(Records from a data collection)
....

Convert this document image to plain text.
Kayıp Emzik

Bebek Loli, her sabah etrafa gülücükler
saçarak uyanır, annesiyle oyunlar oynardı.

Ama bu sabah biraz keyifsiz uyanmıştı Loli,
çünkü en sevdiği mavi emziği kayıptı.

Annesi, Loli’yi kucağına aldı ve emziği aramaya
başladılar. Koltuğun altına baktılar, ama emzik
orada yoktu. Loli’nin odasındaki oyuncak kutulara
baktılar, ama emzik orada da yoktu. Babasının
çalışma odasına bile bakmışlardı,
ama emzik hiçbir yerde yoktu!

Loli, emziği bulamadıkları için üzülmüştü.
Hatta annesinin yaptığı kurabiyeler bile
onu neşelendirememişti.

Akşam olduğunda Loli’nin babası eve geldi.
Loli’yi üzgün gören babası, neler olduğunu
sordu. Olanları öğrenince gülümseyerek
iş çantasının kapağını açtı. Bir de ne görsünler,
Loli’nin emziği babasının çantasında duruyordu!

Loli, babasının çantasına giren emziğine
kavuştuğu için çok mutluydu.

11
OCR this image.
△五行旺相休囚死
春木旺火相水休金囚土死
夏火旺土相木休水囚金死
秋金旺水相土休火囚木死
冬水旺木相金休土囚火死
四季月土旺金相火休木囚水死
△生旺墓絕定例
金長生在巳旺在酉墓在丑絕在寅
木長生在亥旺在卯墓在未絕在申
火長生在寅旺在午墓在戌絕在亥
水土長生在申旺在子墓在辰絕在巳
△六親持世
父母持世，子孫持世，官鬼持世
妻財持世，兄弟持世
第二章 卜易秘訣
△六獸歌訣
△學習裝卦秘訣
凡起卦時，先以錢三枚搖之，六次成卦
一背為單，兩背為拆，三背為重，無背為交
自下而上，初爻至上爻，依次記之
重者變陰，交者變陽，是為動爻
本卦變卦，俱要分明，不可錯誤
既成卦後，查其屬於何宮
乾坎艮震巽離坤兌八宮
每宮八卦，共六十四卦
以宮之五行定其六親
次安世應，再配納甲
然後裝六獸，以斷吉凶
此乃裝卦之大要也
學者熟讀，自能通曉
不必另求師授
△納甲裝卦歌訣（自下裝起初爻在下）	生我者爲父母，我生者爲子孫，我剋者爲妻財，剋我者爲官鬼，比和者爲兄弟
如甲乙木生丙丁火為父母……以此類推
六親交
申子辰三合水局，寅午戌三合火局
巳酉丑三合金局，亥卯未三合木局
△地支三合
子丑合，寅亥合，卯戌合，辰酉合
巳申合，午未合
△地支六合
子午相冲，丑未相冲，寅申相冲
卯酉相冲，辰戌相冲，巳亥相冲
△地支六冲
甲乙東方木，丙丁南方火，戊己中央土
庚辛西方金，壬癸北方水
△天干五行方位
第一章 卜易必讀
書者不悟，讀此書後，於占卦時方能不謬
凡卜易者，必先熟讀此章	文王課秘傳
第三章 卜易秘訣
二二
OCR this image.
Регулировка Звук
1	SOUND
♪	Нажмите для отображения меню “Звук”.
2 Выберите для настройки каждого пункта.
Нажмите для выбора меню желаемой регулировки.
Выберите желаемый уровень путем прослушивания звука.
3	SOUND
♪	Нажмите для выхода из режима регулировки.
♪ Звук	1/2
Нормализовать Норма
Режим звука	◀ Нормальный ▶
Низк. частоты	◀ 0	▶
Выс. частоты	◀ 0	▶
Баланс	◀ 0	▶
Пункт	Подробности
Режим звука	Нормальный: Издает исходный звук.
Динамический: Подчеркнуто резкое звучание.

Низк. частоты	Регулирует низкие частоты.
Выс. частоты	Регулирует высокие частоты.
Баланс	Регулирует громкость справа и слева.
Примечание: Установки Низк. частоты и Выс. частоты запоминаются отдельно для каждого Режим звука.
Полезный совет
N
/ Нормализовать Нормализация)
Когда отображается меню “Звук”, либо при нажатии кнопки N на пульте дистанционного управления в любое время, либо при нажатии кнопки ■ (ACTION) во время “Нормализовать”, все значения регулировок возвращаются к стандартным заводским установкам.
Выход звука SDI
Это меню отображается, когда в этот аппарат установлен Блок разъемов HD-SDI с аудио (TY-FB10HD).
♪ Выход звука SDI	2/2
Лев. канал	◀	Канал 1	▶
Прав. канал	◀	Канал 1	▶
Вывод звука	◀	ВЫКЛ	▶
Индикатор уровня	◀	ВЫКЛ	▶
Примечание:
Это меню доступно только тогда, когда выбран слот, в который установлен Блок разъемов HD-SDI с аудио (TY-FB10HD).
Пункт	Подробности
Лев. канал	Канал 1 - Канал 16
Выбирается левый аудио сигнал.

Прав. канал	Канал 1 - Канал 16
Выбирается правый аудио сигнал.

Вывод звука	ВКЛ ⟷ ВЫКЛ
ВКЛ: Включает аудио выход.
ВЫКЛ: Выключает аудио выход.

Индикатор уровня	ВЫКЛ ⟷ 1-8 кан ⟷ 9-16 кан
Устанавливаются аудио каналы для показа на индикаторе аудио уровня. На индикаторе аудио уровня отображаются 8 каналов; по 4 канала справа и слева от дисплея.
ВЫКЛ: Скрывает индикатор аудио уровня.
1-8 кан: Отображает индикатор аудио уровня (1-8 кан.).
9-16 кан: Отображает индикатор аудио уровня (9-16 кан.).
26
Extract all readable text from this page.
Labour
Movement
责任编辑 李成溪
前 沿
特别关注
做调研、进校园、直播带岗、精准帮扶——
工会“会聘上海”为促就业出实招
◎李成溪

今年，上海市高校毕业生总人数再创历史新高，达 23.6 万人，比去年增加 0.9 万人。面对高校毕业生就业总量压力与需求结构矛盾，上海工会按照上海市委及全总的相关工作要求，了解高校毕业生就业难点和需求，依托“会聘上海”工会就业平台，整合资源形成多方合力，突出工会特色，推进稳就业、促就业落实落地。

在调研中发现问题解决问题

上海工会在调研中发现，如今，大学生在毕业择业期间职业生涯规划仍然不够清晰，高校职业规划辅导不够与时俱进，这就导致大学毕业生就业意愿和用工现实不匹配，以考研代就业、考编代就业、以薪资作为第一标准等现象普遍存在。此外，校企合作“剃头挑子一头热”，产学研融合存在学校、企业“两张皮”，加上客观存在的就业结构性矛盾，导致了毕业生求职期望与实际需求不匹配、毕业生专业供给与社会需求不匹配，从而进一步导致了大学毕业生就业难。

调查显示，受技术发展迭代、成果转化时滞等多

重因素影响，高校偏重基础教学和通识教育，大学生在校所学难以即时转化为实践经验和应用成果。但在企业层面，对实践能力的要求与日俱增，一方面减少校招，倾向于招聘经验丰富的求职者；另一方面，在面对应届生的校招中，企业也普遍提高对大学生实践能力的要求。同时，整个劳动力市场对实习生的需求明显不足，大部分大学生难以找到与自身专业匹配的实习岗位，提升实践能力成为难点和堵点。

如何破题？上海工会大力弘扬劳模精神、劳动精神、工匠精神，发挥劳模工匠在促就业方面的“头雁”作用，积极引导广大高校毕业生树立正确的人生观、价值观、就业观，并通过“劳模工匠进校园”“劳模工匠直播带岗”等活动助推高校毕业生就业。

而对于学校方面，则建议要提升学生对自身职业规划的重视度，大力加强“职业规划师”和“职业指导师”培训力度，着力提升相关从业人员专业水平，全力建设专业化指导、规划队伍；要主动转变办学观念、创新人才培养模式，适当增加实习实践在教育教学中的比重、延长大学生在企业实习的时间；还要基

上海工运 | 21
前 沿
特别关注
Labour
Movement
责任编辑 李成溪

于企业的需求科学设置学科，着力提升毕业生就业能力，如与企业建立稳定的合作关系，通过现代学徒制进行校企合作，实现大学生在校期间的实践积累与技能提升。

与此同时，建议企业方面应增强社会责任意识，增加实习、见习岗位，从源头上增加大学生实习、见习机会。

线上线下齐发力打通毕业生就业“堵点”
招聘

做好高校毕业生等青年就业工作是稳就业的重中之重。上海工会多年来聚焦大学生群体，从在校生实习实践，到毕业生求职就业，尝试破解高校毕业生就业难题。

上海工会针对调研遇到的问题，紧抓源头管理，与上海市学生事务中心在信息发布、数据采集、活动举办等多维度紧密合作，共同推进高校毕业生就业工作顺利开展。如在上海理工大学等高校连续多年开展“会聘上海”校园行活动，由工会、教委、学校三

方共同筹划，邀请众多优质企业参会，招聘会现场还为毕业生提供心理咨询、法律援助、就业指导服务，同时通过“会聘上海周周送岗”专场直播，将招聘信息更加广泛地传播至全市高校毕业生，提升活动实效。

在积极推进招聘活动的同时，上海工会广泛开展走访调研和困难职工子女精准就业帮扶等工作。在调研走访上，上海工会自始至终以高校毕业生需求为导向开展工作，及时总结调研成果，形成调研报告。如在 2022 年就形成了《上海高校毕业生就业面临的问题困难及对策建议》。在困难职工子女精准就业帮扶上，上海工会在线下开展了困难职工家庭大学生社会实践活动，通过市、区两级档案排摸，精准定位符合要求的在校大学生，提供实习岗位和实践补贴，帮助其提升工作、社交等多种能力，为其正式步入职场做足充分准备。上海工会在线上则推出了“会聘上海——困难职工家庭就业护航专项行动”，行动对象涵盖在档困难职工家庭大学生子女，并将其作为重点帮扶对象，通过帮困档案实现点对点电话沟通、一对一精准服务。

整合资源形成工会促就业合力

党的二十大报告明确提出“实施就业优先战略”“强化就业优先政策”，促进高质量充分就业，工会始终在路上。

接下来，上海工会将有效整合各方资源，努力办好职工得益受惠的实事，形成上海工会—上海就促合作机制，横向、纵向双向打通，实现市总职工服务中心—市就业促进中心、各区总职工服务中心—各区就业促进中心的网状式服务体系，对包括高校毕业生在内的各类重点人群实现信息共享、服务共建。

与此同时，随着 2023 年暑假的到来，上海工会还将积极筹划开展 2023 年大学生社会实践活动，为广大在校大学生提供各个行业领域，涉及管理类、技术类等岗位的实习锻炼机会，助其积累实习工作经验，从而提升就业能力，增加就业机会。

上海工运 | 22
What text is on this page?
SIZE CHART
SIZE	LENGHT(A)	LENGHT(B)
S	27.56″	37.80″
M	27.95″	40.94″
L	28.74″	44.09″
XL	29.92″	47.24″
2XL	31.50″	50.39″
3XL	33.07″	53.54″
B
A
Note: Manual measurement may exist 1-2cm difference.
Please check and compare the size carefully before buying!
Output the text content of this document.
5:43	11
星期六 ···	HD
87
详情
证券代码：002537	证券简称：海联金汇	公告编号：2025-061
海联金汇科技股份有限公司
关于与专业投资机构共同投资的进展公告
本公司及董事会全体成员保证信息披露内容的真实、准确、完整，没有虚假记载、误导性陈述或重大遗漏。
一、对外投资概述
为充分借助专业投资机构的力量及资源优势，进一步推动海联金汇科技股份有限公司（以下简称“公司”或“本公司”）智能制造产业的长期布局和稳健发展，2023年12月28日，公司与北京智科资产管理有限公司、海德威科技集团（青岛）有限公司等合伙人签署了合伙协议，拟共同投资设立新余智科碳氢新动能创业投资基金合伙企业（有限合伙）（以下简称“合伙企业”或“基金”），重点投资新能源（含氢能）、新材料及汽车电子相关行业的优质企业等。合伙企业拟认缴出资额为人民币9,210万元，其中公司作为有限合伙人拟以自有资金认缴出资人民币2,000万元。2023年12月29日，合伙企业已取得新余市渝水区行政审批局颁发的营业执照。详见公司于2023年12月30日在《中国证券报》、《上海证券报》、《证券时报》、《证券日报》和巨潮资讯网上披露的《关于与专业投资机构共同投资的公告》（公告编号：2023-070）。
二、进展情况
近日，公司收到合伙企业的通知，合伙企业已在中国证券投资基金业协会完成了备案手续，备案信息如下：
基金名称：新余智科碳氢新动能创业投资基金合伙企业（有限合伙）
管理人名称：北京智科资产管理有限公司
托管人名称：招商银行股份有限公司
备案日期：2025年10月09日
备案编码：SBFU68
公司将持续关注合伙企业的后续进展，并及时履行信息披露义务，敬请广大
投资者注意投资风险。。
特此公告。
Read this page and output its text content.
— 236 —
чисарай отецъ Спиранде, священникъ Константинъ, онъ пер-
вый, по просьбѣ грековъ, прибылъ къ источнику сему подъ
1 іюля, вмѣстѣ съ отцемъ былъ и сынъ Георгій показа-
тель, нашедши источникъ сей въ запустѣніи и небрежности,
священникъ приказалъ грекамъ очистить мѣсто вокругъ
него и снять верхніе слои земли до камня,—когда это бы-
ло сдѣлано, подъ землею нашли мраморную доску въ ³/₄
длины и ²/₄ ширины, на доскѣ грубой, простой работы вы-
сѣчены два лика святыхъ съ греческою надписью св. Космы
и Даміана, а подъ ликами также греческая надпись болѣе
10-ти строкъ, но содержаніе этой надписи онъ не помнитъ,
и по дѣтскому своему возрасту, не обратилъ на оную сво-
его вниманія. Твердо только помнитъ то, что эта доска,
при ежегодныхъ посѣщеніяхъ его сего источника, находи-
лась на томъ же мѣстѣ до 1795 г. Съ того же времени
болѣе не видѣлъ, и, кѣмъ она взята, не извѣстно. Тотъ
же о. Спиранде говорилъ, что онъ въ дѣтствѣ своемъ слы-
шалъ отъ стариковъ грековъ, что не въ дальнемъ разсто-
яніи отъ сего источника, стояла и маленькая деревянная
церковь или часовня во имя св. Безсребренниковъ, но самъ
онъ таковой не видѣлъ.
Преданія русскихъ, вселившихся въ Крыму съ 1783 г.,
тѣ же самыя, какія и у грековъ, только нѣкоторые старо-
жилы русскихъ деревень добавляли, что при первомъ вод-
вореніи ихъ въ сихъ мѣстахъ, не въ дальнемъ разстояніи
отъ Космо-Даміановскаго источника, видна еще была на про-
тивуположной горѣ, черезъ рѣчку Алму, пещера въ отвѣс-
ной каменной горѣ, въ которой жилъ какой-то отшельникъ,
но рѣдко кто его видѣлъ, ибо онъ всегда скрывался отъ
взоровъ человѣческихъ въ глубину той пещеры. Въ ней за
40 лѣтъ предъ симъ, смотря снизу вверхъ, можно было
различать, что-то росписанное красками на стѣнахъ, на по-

....

Pick out and copy the lines of the entries that hold the string "горѣ".

тивуположной горѣ, черезъ рѣчку Алму, пещера въ отвѣс-
ной каменной горѣ, въ которой жилъ какой-то отшельникъ,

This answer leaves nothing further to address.